-- Dataset items --
╭──

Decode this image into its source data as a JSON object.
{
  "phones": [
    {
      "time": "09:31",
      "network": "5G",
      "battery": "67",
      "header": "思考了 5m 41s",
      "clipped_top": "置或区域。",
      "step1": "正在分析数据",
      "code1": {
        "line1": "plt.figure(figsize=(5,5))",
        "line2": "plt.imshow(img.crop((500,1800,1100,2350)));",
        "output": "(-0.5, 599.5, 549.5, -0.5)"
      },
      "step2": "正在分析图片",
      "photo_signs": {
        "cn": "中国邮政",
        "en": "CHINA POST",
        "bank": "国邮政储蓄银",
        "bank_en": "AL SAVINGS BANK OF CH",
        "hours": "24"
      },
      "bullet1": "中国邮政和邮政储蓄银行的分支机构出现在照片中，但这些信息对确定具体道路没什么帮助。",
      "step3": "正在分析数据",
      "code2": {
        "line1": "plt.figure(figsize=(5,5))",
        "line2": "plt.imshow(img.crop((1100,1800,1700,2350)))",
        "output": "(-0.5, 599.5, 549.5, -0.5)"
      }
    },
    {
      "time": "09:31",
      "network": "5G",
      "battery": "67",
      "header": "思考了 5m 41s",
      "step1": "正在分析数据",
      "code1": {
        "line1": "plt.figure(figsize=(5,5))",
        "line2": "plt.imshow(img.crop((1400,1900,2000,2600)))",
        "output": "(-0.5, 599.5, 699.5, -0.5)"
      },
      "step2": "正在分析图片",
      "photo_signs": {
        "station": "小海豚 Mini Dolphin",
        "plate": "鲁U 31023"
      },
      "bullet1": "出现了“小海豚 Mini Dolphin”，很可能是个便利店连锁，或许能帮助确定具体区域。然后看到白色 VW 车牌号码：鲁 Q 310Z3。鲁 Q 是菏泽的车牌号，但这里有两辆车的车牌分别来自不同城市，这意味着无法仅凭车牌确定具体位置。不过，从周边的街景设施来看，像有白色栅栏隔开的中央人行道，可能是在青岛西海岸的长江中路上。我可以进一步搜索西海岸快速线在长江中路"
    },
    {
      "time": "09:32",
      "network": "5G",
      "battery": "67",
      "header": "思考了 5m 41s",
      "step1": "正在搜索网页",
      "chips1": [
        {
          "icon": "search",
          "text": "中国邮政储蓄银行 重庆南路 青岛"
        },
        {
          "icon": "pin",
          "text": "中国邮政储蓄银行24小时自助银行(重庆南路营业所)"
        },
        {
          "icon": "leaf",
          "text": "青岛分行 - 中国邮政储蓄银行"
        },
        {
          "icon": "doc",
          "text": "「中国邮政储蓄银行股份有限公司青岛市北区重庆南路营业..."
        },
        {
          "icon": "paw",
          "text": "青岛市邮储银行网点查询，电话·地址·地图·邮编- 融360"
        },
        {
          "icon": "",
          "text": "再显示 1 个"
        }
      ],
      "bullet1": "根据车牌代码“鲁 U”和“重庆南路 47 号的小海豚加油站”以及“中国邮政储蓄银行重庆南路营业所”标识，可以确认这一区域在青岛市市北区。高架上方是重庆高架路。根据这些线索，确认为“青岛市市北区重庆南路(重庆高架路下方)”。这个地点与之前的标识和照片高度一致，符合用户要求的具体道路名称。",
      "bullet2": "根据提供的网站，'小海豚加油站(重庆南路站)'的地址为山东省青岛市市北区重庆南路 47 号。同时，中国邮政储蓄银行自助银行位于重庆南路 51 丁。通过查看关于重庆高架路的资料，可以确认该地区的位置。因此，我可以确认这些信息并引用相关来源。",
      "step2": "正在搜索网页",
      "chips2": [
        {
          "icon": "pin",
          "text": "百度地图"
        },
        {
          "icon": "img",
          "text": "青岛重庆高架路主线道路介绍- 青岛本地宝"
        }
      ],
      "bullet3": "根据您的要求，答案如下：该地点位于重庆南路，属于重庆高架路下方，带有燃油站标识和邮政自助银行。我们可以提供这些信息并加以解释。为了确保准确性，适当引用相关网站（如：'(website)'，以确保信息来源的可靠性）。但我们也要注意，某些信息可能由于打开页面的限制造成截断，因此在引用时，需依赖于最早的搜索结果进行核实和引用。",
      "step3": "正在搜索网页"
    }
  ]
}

╰──

Copy out every line of the data above, exactly as given.

Decode this image into its source data as a JSON object.
{
  "phones": [
    {
      "time": "09:31",
      "network": "5G",
      "battery": "67",
      "header": "思考了 5m 41s",
      "clipped_top": "置或区域。",
      "step1": "正在分析数据",
      "code1": {
        "line1": "plt.figure(figsize=(5,5))",
        "line2": "plt.imshow(img.crop((500,1800,1100,2350)));",
        "output": "(-0.5, 599.5, 549.5, -0.5)"
      },
      "step2": "正在分析图片",
      "photo_signs": {
        "cn": "中国邮政",
        "en": "CHINA POST",
        "bank": "国邮政储蓄银",
        "bank_en": "AL SAVINGS BANK OF CH",
        "hours": "24"
      },
      "bullet1": "中国邮政和邮政储蓄银行的分支机构出现在照片中，但这些信息对确定具体道路没什么帮助。",
      "step3": "正在分析数据",
      "code2": {
        "line1": "plt.figure(figsize=(5,5))",
        "line2": "plt.imshow(img.crop((1100,1800,1700,2350)))",
        "output": "(-0.5, 599.5, 549.5, -0.5)"
      }
    },
    {
      "time": "09:31",
      "network": "5G",
      "battery": "67",
      "header": "思考了 5m 41s",
      "step1": "正在分析数据",
      "code1": {
        "line1": "plt.figure(figsize=(5,5))",
        "line2": "plt.imshow(img.crop((1400,1900,2000,2600)))",
        "output": "(-0.5, 599.5, 699.5, -0.5)"
      },
      "step2": "正在分析图片",
      "photo_signs": {
        "station": "小海豚 Mini Dolphin",
        "plate": "鲁U 31023"
      },
      "bullet1": "出现了“小海豚 Mini Dolphin”，很可能是个便利店连锁，或许能帮助确定具体区域。然后看到白色 VW 车牌号码：鲁 Q 310Z3。鲁 Q 是菏泽的车牌号，但这里有两辆车的车牌分别来自不同城市，这意味着无法仅凭车牌确定具体位置。不过，从周边的街景设施来看，像有白色栅栏隔开的中央人行道，可能是在青岛西海岸的长江中路上。我可以进一步搜索西海岸快速线在长江中路"
    },
    {
      "time": "09:32",
      "network": "5G",
      "battery": "67",
      "header": "思考了 5m 41s",
      "step1": "正在搜索网页",
      "chips1": [
        {
          "icon": "search",
          "text": "中国邮政储蓄银行 重庆南路 青岛"
        },
        {
          "icon": "pin",
          "text": "中国邮政储蓄银行24小时自助银行(重庆南路营业所)"
        },
        {
          "icon": "leaf",
          "text": "青岛分行 - 中国邮政储蓄银行"
        },
        {
          "icon": "doc",
          "text": "「中国邮政储蓄银行股份有限公司青岛市北区重庆南路营业..."
        },
        {
          "icon": "paw",
          "text": "青岛市邮储银行网点查询，电话·地址·地图·邮编- 融360"
        },
        {
          "icon": "",
          "text": "再显示 1 个"
        }
      ],
      "bullet1": "根据车牌代码“鲁 U”和“重庆南路 47 号的小海豚加油站”以及“中国邮政储蓄银行重庆南路营业所”标识，可以确认这一区域在青岛市市北区。高架上方是重庆高架路。根据这些线索，确认为“青岛市市北区重庆南路(重庆高架路下方)”。这个地点与之前的标识和照片高度一致，符合用户要求的具体道路名称。",
      "bullet2": "根据提供的网站，'小海豚加油站(重庆南路站)'的地址为山东省青岛市市北区重庆南路 47 号。同时，中国邮政储蓄银行自助银行位于重庆南路 51 丁。通过查看关于重庆高架路的资料，可以确认该地区的位置。因此，我可以确认这些信息并引用相关来源。",
      "step2": "正在搜索网页",
      "chips2": [
        {
          "icon": "pin",
          "text": "百度地图"
        },
        {
          "icon": "img",
          "text": "青岛重庆高架路主线道路介绍- 青岛本地宝"
        }
      ],
      "bullet3": "根据您的要求，答案如下：该地点位于重庆南路，属于重庆高架路下方，带有燃油站标识和邮政自助银行。我们可以提供这些信息并加以解释。为了确保准确性，适当引用相关网站（如：'(website)'，以确保信息来源的可靠性）。但我们也要注意，某些信息可能由于打开页面的限制造成截断，因此在引用时，需依赖于最早的搜索结果进行核实和引用。",
      "step3": "正在搜索网页"
    }
  ]
}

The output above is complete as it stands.